REQUEST » Repeat all of the records verbatim.

==== DATA LISTING ====

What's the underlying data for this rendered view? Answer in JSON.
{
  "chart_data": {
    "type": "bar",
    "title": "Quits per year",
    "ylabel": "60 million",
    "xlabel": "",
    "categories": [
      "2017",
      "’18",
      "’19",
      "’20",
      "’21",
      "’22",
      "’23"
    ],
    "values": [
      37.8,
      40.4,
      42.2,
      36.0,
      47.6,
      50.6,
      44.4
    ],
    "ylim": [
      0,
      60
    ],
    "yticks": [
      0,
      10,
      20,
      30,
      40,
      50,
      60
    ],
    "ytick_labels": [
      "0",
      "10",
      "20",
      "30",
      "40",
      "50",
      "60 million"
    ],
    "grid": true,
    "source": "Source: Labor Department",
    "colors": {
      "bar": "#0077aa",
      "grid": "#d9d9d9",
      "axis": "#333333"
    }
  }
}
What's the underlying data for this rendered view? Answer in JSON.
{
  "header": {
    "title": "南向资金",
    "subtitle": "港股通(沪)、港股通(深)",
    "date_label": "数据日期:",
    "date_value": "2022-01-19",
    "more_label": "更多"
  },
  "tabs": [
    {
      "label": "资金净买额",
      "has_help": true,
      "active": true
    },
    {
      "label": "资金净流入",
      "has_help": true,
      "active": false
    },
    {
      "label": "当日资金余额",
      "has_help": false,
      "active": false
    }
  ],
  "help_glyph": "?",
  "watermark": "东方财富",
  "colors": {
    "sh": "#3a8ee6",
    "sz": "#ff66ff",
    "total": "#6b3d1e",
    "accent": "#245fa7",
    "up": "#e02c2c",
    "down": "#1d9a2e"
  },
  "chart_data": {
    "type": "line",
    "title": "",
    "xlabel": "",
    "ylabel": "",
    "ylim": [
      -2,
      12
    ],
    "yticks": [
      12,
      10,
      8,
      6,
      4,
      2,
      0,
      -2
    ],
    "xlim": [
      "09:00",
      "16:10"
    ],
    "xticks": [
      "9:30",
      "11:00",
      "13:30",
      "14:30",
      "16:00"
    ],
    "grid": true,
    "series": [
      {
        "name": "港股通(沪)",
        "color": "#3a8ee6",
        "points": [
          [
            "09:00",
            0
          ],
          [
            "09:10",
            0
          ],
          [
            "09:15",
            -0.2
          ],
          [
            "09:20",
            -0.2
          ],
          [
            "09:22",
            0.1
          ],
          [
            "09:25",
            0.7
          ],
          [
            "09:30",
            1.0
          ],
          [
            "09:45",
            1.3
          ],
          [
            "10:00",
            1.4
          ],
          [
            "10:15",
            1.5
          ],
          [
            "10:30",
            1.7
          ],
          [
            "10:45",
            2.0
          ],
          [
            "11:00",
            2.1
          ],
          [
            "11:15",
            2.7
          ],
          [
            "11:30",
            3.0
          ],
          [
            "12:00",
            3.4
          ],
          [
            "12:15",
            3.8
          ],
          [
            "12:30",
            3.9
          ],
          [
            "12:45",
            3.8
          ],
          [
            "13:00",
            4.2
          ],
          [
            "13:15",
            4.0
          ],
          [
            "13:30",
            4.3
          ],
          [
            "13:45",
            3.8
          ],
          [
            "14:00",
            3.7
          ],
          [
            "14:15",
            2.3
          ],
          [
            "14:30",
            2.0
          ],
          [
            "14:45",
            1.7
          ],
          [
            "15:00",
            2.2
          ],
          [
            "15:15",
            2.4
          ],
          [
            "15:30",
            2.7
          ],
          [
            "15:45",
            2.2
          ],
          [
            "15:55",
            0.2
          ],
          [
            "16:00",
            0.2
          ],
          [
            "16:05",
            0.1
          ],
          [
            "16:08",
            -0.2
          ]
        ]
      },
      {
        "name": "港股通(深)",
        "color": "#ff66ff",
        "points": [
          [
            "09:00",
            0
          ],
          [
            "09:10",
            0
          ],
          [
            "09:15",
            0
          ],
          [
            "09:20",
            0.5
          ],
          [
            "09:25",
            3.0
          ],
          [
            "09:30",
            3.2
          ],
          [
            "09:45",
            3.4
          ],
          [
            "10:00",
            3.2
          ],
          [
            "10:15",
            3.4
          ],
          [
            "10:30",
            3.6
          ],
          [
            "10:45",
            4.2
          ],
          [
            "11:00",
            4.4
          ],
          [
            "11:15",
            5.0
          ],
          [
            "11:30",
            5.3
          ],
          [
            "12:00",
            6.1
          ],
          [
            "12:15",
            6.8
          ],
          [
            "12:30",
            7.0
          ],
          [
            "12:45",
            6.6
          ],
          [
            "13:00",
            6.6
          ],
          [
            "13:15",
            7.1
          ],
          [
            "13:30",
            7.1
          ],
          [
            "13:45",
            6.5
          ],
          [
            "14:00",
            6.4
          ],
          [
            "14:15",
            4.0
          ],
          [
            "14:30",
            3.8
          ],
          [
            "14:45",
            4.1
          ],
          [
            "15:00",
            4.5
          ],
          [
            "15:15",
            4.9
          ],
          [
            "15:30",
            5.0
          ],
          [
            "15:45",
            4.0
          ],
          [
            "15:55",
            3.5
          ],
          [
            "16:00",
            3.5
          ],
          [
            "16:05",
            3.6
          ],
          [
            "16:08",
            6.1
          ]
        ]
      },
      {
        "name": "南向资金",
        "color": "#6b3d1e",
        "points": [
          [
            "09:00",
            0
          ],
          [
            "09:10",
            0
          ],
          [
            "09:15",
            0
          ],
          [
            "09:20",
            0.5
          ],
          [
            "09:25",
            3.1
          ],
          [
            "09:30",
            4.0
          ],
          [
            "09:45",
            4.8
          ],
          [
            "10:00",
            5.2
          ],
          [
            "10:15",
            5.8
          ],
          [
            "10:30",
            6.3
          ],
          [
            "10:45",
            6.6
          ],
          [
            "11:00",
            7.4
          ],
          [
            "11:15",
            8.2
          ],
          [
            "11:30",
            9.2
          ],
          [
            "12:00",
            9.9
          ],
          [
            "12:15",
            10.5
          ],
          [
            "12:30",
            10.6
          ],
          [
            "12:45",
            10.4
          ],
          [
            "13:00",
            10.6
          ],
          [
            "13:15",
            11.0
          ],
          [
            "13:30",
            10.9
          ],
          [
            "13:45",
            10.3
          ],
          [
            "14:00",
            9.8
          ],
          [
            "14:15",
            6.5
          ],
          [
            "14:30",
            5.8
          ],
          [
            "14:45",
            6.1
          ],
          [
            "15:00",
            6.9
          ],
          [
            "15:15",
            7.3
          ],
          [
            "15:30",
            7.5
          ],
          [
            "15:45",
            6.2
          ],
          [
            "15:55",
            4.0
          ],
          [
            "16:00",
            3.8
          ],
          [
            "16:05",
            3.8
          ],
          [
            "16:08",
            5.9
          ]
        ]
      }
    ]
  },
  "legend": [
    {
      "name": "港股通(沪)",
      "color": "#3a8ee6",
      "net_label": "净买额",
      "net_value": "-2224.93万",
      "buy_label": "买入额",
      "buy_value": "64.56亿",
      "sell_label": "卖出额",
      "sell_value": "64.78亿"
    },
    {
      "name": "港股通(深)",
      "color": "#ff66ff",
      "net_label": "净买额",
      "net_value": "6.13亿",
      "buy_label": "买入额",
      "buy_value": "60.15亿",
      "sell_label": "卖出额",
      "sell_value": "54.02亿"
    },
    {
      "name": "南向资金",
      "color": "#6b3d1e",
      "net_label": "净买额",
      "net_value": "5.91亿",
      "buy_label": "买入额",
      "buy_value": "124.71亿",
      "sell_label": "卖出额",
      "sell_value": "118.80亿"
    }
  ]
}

====

COMPLETE RESPONSE »
What's the underlying data for this rendered view? Answer in JSON.
{
  "chart_data": {
    "type": "bar",
    "title": "Quits per year",
    "ylabel": "60 million",
    "xlabel": "",
    "categories": [
      "2017",
      "’18",
      "’19",
      "’20",
      "’21",
      "’22",
      "’23"
    ],
    "values": [
      37.8,
      40.4,
      42.2,
      36.0,
      47.6,
      50.6,
      44.4
    ],
    "ylim": [
      0,
      60
    ],
    "yticks": [
      0,
      10,
      20,
      30,
      40,
      50,
      60
    ],
    "ytick_labels": [
      "0",
      "10",
      "20",
      "30",
      "40",
      "50",
      "60 million"
    ],
    "grid": true,
    "source": "Source: Labor Department",
    "colors": {
      "bar": "#0077aa",
      "grid": "#d9d9d9",
      "axis": "#333333"
    }
  }
}
What's the underlying data for this rendered view? Answer in JSON.
{
  "header": {
    "title": "南向资金",
    "subtitle": "港股通(沪)、港股通(深)",
    "date_label": "数据日期:",
    "date_value": "2022-01-19",
    "more_label": "更多"
  },
  "tabs": [
    {
      "label": "资金净买额",
      "has_help": true,
      "active": true
    },
    {
      "label": "资金净流入",
      "has_help": true,
      "active": false
    },
    {
      "label": "当日资金余额",
      "has_help": false,
      "active": false
    }
  ],
  "help_glyph": "?",
  "watermark": "东方财富",
  "colors": {
    "sh": "#3a8ee6",
    "sz": "#ff66ff",
    "total": "#6b3d1e",
    "accent": "#245fa7",
    "up": "#e02c2c",
    "down": "#1d9a2e"
  },
  "chart_data": {
    "type": "line",
    "title": "",
    "xlabel": "",
    "ylabel": "",
    "ylim": [
      -2,
      12
    ],
    "yticks": [
      12,
      10,
      8,
      6,
      4,
      2,
      0,
      -2
    ],
    "xlim": [
      "09:00",
      "16:10"
    ],
    "xticks": [
      "9:30",
      "11:00",
      "13:30",
      "14:30",
      "16:00"
    ],
    "grid": true,
    "series": [
      {
        "name": "港股通(沪)",
        "color": "#3a8ee6",
        "points": [
          [
            "09:00",
            0
          ],
          [
            "09:10",
            0
          ],
          [
            "09:15",
            -0.2
          ],
          [
            "09:20",
            -0.2
          ],
          [
            "09:22",
            0.1
          ],
          [
            "09:25",
            0.7
          ],
          [
            "09:30",
            1.0
          ],
          [
            "09:45",
            1.3
          ],
          [
            "10:00",
            1.4
          ],
          [
            "10:15",
            1.5
          ],
          [
            "10:30",
            1.7
          ],
          [
            "10:45",
            2.0
          ],
          [
            "11:00",
            2.1
          ],
          [
            "11:15",
            2.7
          ],
          [
            "11:30",
            3.0
          ],
          [
            "12:00",
            3.4
          ],
          [
            "12:15",
            3.8
          ],
          [
            "12:30",
            3.9
          ],
          [
            "12:45",
            3.8
          ],
          [
            "13:00",
            4.2
          ],
          [
            "13:15",
            4.0
          ],
          [
            "13:30",
            4.3
          ],
          [
            "13:45",
            3.8
          ],
          [
            "14:00",
            3.7
          ],
          [
            "14:15",
            2.3
          ],
          [
            "14:30",
            2.0
          ],
          [
            "14:45",
            1.7
          ],
          [
            "15:00",
            2.2
          ],
          [
            "15:15",
            2.4
          ],
          [
            "15:30",
            2.7
          ],
          [
            "15:45",
            2.2
          ],
          [
            "15:55",
            0.2
          ],
          [
            "16:00",
            0.2
          ],
          [
            "16:05",
            0.1
          ],
          [
            "16:08",
            -0.2
          ]
        ]
      },
      {
        "name": "港股通(深)",
        "color": "#ff66ff",
        "points": [
          [
            "09:00",
            0
          ],
          [
            "09:10",
            0
          ],
          [
            "09:15",
            0
          ],
          [
            "09:20",
            0.5
          ],
          [
            "09:25",
            3.0
          ],
          [
            "09:30",
            3.2
          ],
          [
            "09:45",
            3.4
          ],
          [
            "10:00",
            3.2
          ],
          [
            "10:15",
            3.4
          ],
          [
            "10:30",
            3.6
          ],
          [
            "10:45",
            4.2
          ],
          [
            "11:00",
            4.4
          ],
          [
            "11:15",
            5.0
          ],
          [
            "11:30",
            5.3
          ],
          [
            "12:00",
            6.1
          ],
          [
            "12:15",
            6.8
          ],
          [
            "12:30",
            7.0
          ],
          [
            "12:45",
            6.6
          ],
          [
            "13:00",
            6.6
          ],
          [
            "13:15",
            7.1
          ],
          [
            "13:30",
            7.1
          ],
          [
            "13:45",
            6.5
          ],
          [
            "14:00",
            6.4
          ],
          [
            "14:15",
            4.0
          ],
          [
            "14:30",
            3.8
          ],
          [
            "14:45",
            4.1
          ],
          [
            "15:00",
            4.5
          ],
          [
            "15:15",
            4.9
          ],
          [
            "15:30",
            5.0
          ],
          [
            "15:45",
            4.0
          ],
          [
            "15:55",
            3.5
          ],
          [
            "16:00",
            3.5
          ],
          [
            "16:05",
            3.6
          ],
          [
            "16:08",
            6.1
          ]
        ]
      },
      {
        "name": "南向资金",
        "color": "#6b3d1e",
        "points": [
          [
            "09:00",
            0
          ],
          [
            "09:10",
            0
          ],
          [
            "09:15",
            0
          ],
          [
            "09:20",
            0.5
          ],
          [
            "09:25",
            3.1
          ],
          [
            "09:30",
            4.0
          ],
          [
            "09:45",
            4.8
          ],
          [
            "10:00",
            5.2
          ],
          [
            "10:15",
            5.8
          ],
          [
            "10:30",
            6.3
          ],
          [
            "10:45",
            6.6
          ],
          [
            "11:00",
            7.4
          ],
          [
            "11:15",
            8.2
          ],
          [
            "11:30",
            9.2
          ],
          [
            "12:00",
            9.9
          ],
          [
            "12:15",
            10.5
          ],
          [
            "12:30",
            10.6
          ],
          [
            "12:45",
            10.4
          ],
          [
            "13:00",
            10.6
          ],
          [
            "13:15",
            11.0
          ],
          [
            "13:30",
            10.9
          ],
          [
            "13:45",
            10.3
          ],
          [
            "14:00",
            9.8
          ],
          [
            "14:15",
            6.5
          ],
          [
            "14:30",
            5.8
          ],
          [
            "14:45",
            6.1
          ],
          [
            "15:00",
            6.9
          ],
          [
            "15:15",
            7.3
          ],
          [
            "15:30",
            7.5
          ],
          [
            "15:45",
            6.2
          ],
          [
            "15:55",
            4.0
          ],
          [
            "16:00",
            3.8
          ],
          [
            "16:05",
            3.8
          ],
          [
            "16:08",
            5.9
          ]
        ]
      }
    ]
  },
  "legend": [
    {
      "name": "港股通(沪)",
      "color": "#3a8ee6",
      "net_label": "净买额",
      "net_value": "-2224.93万",
      "buy_label": "买入额",
      "buy_value": "64.56亿",
      "sell_label": "卖出额",
      "sell_value": "64.78亿"
    },
    {
      "name": "港股通(深)",
      "color": "#ff66ff",
      "net_label": "净买额",
      "net_value": "6.13亿",
      "buy_label": "买入额",
      "buy_value": "60.15亿",
      "sell_label": "卖出额",
      "sell_value": "54.02亿"
    },
    {
      "name": "南向资金",
      "color": "#6b3d1e",
      "net_label": "净买额",
      "net_value": "5.91亿",
      "buy_label": "买入额",
      "buy_value": "124.71亿",
      "sell_label": "卖出额",
      "sell_value": "118.80亿"
    }
  ]
}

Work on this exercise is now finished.